▶ _Objective_: Type every record exactly as it appears.

▶ _Listed records_:
- - - - -

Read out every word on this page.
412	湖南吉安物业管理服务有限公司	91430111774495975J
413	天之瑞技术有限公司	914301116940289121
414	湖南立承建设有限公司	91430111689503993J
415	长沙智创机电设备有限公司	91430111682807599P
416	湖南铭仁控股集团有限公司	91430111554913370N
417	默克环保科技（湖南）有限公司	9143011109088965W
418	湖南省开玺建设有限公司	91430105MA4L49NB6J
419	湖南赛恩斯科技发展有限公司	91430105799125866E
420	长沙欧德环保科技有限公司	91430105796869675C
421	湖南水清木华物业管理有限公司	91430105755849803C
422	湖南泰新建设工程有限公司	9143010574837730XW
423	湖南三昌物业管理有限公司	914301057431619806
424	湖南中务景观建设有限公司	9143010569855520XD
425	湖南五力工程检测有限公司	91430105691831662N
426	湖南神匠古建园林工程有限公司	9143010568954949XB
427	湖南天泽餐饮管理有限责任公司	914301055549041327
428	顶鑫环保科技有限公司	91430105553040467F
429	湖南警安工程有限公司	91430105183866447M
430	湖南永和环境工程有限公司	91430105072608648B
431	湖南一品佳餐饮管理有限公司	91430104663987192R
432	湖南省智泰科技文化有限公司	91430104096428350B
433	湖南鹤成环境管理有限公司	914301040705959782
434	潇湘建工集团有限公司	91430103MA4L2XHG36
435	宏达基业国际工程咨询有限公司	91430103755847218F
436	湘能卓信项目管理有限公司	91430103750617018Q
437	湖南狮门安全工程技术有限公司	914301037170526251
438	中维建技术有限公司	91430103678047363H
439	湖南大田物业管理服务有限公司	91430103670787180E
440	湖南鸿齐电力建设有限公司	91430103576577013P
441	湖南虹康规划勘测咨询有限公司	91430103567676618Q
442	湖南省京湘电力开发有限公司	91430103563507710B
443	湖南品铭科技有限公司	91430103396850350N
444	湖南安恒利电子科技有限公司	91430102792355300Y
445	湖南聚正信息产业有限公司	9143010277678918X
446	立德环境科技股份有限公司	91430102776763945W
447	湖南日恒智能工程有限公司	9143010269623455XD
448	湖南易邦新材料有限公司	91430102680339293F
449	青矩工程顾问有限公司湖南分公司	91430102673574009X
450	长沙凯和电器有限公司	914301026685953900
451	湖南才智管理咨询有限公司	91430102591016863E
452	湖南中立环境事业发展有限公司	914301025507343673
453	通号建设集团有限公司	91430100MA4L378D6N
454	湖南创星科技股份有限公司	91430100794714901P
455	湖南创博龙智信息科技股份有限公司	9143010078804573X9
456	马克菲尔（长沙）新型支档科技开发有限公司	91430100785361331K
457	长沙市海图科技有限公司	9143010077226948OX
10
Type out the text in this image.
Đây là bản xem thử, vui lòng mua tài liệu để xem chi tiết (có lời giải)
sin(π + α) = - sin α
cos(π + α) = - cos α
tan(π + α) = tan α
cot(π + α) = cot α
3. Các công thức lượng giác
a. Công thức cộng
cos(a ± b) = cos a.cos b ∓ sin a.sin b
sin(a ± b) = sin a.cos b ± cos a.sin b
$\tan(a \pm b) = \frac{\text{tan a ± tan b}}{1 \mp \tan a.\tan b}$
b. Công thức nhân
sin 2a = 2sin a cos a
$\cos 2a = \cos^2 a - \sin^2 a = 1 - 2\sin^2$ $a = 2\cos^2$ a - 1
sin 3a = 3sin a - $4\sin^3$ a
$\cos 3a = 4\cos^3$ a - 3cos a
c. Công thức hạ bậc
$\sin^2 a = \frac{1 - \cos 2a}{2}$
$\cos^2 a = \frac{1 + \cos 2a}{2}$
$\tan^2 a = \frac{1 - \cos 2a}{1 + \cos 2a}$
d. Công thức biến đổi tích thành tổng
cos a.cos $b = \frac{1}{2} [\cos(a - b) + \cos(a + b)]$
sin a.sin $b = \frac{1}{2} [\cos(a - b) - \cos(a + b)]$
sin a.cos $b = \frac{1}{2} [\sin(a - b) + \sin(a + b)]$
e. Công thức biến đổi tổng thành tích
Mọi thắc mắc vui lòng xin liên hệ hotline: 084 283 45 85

- - - - -

▶ _Written solution_:
Read out every word on this page.
412	湖南吉安物业管理服务有限公司	91430111774495975J
413	天之瑞技术有限公司	914301116940289121
414	湖南立承建设有限公司	91430111689503993J
415	长沙智创机电设备有限公司	91430111682807599P
416	湖南铭仁控股集团有限公司	91430111554913370N
417	默克环保科技（湖南）有限公司	9143011109088965W
418	湖南省开玺建设有限公司	91430105MA4L49NB6J
419	湖南赛恩斯科技发展有限公司	91430105799125866E
420	长沙欧德环保科技有限公司	91430105796869675C
421	湖南水清木华物业管理有限公司	91430105755849803C
422	湖南泰新建设工程有限公司	9143010574837730XW
423	湖南三昌物业管理有限公司	914301057431619806
424	湖南中务景观建设有限公司	9143010569855520XD
425	湖南五力工程检测有限公司	91430105691831662N
426	湖南神匠古建园林工程有限公司	9143010568954949XB
427	湖南天泽餐饮管理有限责任公司	914301055549041327
428	顶鑫环保科技有限公司	91430105553040467F
429	湖南警安工程有限公司	91430105183866447M
430	湖南永和环境工程有限公司	91430105072608648B
431	湖南一品佳餐饮管理有限公司	91430104663987192R
432	湖南省智泰科技文化有限公司	91430104096428350B
433	湖南鹤成环境管理有限公司	914301040705959782
434	潇湘建工集团有限公司	91430103MA4L2XHG36
435	宏达基业国际工程咨询有限公司	91430103755847218F
436	湘能卓信项目管理有限公司	91430103750617018Q
437	湖南狮门安全工程技术有限公司	914301037170526251
438	中维建技术有限公司	91430103678047363H
439	湖南大田物业管理服务有限公司	91430103670787180E
440	湖南鸿齐电力建设有限公司	91430103576577013P
441	湖南虹康规划勘测咨询有限公司	91430103567676618Q
442	湖南省京湘电力开发有限公司	91430103563507710B
443	湖南品铭科技有限公司	91430103396850350N
444	湖南安恒利电子科技有限公司	91430102792355300Y
445	湖南聚正信息产业有限公司	9143010277678918X
446	立德环境科技股份有限公司	91430102776763945W
447	湖南日恒智能工程有限公司	9143010269623455XD
448	湖南易邦新材料有限公司	91430102680339293F
449	青矩工程顾问有限公司湖南分公司	91430102673574009X
450	长沙凯和电器有限公司	914301026685953900
451	湖南才智管理咨询有限公司	91430102591016863E
452	湖南中立环境事业发展有限公司	914301025507343673
453	通号建设集团有限公司	91430100MA4L378D6N
454	湖南创星科技股份有限公司	91430100794714901P
455	湖南创博龙智信息科技股份有限公司	9143010078804573X9
456	马克菲尔（长沙）新型支档科技开发有限公司	91430100785361331K
457	长沙市海图科技有限公司	9143010077226948OX
10
Type out the text in this image.
Đây là bản xem thử, vui lòng mua tài liệu để xem chi tiết (có lời giải)
sin(π + α) = - sin α
cos(π + α) = - cos α
tan(π + α) = tan α
cot(π + α) = cot α
3. Các công thức lượng giác
a. Công thức cộng
cos(a ± b) = cos a.cos b ∓ sin a.sin b
sin(a ± b) = sin a.cos b ± cos a.sin b
$\tan(a \pm b) = \frac{\text{tan a ± tan b}}{1 \mp \tan a.\tan b}$
b. Công thức nhân
sin 2a = 2sin a cos a
$\cos 2a = \cos^2 a - \sin^2 a = 1 - 2\sin^2$ $a = 2\cos^2$ a - 1
sin 3a = 3sin a - $4\sin^3$ a
$\cos 3a = 4\cos^3$ a - 3cos a
c. Công thức hạ bậc
$\sin^2 a = \frac{1 - \cos 2a}{2}$
$\cos^2 a = \frac{1 + \cos 2a}{2}$
$\tan^2 a = \frac{1 - \cos 2a}{1 + \cos 2a}$
d. Công thức biến đổi tích thành tổng
cos a.cos $b = \frac{1}{2} [\cos(a - b) + \cos(a + b)]$
sin a.sin $b = \frac{1}{2} [\cos(a - b) - \cos(a + b)]$
sin a.cos $b = \frac{1}{2} [\sin(a - b) + \sin(a + b)]$
e. Công thức biến đổi tổng thành tích
Mọi thắc mắc vui lòng xin liên hệ hotline: 084 283 45 85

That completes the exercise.